### GIVEN INSTRUCTION
Set the following entries down again exactly, line by line.

BEGIN INPUT DATA

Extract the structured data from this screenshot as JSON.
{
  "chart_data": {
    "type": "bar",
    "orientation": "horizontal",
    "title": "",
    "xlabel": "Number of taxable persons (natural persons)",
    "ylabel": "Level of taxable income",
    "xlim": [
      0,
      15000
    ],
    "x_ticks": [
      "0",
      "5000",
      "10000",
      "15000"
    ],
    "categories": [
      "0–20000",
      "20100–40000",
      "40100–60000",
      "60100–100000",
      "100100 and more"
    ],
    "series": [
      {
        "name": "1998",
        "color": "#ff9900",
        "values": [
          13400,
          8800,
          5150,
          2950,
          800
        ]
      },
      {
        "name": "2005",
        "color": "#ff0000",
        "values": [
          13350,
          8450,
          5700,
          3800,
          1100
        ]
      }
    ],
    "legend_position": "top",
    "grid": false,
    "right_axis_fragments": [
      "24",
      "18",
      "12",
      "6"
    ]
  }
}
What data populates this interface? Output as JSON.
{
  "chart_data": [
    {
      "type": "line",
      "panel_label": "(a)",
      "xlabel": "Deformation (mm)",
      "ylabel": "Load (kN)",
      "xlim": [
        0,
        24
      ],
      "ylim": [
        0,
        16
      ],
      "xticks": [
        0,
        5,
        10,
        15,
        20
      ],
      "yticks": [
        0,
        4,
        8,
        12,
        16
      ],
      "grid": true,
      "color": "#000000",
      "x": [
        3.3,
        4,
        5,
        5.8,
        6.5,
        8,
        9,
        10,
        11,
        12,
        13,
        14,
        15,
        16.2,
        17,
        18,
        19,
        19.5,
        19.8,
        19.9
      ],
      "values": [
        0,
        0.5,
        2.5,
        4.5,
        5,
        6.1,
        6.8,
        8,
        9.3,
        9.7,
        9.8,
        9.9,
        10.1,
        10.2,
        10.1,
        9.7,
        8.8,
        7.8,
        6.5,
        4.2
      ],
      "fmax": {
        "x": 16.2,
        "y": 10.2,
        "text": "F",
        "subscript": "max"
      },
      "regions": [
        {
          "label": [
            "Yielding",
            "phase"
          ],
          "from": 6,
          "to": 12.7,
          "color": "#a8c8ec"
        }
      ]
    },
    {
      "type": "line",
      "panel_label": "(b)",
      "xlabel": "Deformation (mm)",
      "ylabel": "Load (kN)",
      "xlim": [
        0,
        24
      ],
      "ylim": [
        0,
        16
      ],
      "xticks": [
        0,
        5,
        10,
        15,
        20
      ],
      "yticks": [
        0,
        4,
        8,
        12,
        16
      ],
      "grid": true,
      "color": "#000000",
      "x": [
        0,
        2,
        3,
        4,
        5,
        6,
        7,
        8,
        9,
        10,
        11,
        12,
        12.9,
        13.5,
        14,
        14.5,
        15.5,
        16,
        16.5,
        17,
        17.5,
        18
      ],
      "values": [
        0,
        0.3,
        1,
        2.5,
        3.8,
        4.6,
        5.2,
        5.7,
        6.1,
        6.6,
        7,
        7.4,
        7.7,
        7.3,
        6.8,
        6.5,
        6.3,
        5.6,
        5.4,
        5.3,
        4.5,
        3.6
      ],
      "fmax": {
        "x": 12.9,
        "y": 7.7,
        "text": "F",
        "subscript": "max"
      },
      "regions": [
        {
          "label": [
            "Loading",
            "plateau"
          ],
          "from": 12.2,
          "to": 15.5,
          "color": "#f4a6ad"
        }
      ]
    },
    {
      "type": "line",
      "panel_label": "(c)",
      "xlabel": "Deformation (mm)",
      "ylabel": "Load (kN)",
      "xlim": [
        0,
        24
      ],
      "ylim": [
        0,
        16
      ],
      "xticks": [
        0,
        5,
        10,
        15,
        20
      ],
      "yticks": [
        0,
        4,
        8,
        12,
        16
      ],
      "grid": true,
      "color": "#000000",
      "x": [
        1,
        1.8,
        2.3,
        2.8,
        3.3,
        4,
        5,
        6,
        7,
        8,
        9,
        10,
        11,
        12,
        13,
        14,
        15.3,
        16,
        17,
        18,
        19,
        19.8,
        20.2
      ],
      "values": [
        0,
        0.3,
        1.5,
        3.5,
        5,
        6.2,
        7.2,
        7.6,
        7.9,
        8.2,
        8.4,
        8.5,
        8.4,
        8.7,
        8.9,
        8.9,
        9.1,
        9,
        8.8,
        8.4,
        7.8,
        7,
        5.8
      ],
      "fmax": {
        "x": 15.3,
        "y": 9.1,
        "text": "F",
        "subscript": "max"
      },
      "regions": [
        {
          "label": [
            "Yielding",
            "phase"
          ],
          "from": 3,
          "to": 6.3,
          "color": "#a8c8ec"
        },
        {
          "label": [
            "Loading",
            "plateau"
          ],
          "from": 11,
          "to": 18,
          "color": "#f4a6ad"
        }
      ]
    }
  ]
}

END INPUT DATA

### TASK RESULT
Extract the structured data from this screenshot as JSON.
{
  "chart_data": {
    "type": "bar",
    "orientation": "horizontal",
    "title": "",
    "xlabel": "Number of taxable persons (natural persons)",
    "ylabel": "Level of taxable income",
    "xlim": [
      0,
      15000
    ],
    "x_ticks": [
      "0",
      "5000",
      "10000",
      "15000"
    ],
    "categories": [
      "0–20000",
      "20100–40000",
      "40100–60000",
      "60100–100000",
      "100100 and more"
    ],
    "series": [
      {
        "name": "1998",
        "color": "#ff9900",
        "values": [
          13400,
          8800,
          5150,
          2950,
          800
        ]
      },
      {
        "name": "2005",
        "color": "#ff0000",
        "values": [
          13350,
          8450,
          5700,
          3800,
          1100
        ]
      }
    ],
    "legend_position": "top",
    "grid": false,
    "right_axis_fragments": [
      "24",
      "18",
      "12",
      "6"
    ]
  }
}
What data populates this interface? Output as JSON.
{
  "chart_data": [
    {
      "type": "line",
      "panel_label": "(a)",
      "xlabel": "Deformation (mm)",
      "ylabel": "Load (kN)",
      "xlim": [
        0,
        24
      ],
      "ylim": [
        0,
        16
      ],
      "xticks": [
        0,
        5,
        10,
        15,
        20
      ],
      "yticks": [
        0,
        4,
        8,
        12,
        16
      ],
      "grid": true,
      "color": "#000000",
      "x": [
        3.3,
        4,
        5,
        5.8,
        6.5,
        8,
        9,
        10,
        11,
        12,
        13,
        14,
        15,
        16.2,
        17,
        18,
        19,
        19.5,
        19.8,
        19.9
      ],
      "values": [
        0,
        0.5,
        2.5,
        4.5,
        5,
        6.1,
        6.8,
        8,
        9.3,
        9.7,
        9.8,
        9.9,
        10.1,
        10.2,
        10.1,
        9.7,
        8.8,
        7.8,
        6.5,
        4.2
      ],
      "fmax": {
        "x": 16.2,
        "y": 10.2,
        "text": "F",
        "subscript": "max"
      },
      "regions": [
        {
          "label": [
            "Yielding",
            "phase"
          ],
          "from": 6,
          "to": 12.7,
          "color": "#a8c8ec"
        }
      ]
    },
    {
      "type": "line",
      "panel_label": "(b)",
      "xlabel": "Deformation (mm)",
      "ylabel": "Load (kN)",
      "xlim": [
        0,
        24
      ],
      "ylim": [
        0,
        16
      ],
      "xticks": [
        0,
        5,
        10,
        15,
        20
      ],
      "yticks": [
        0,
        4,
        8,
        12,
        16
      ],
      "grid": true,
      "color": "#000000",
      "x": [
        0,
        2,
        3,
        4,
        5,
        6,
        7,
        8,
        9,
        10,
        11,
        12,
        12.9,
        13.5,
        14,
        14.5,
        15.5,
        16,
        16.5,
        17,
        17.5,
        18
      ],
      "values": [
        0,
        0.3,
        1,
        2.5,
        3.8,
        4.6,
        5.2,
        5.7,
        6.1,
        6.6,
        7,
        7.4,
        7.7,
        7.3,
        6.8,
        6.5,
        6.3,
        5.6,
        5.4,
        5.3,
        4.5,
        3.6
      ],
      "fmax": {
        "x": 12.9,
        "y": 7.7,
        "text": "F",
        "subscript": "max"
      },
      "regions": [
        {
          "label": [
            "Loading",
            "plateau"
          ],
          "from": 12.2,
          "to": 15.5,
          "color": "#f4a6ad"
        }
      ]
    },
    {
      "type": "line",
      "panel_label": "(c)",
      "xlabel": "Deformation (mm)",
      "ylabel": "Load (kN)",
      "xlim": [
        0,
        24
      ],
      "ylim": [
        0,
        16
      ],
      "xticks": [
        0,
        5,
        10,
        15,
        20
      ],
      "yticks": [
        0,
        4,
        8,
        12,
        16
      ],
      "grid": true,
      "color": "#000000",
      "x": [
        1,
        1.8,
        2.3,
        2.8,
        3.3,
        4,
        5,
        6,
        7,
        8,
        9,
        10,
        11,
        12,
        13,
        14,
        15.3,
        16,
        17,
        18,
        19,
        19.8,
        20.2
      ],
      "values": [
        0,
        0.3,
        1.5,
        3.5,
        5,
        6.2,
        7.2,
        7.6,
        7.9,
        8.2,
        8.4,
        8.5,
        8.4,
        8.7,
        8.9,
        8.9,
        9.1,
        9,
        8.8,
        8.4,
        7.8,
        7,
        5.8
      ],
      "fmax": {
        "x": 15.3,
        "y": 9.1,
        "text": "F",
        "subscript": "max"
      },
      "regions": [
        {
          "label": [
            "Yielding",
            "phase"
          ],
          "from": 3,
          "to": 6.3,
          "color": "#a8c8ec"
        },
        {
          "label": [
            "Loading",
            "plateau"
          ],
          "from": 11,
          "to": 18,
          "color": "#f4a6ad"
        }
      ]
    }
  ]
}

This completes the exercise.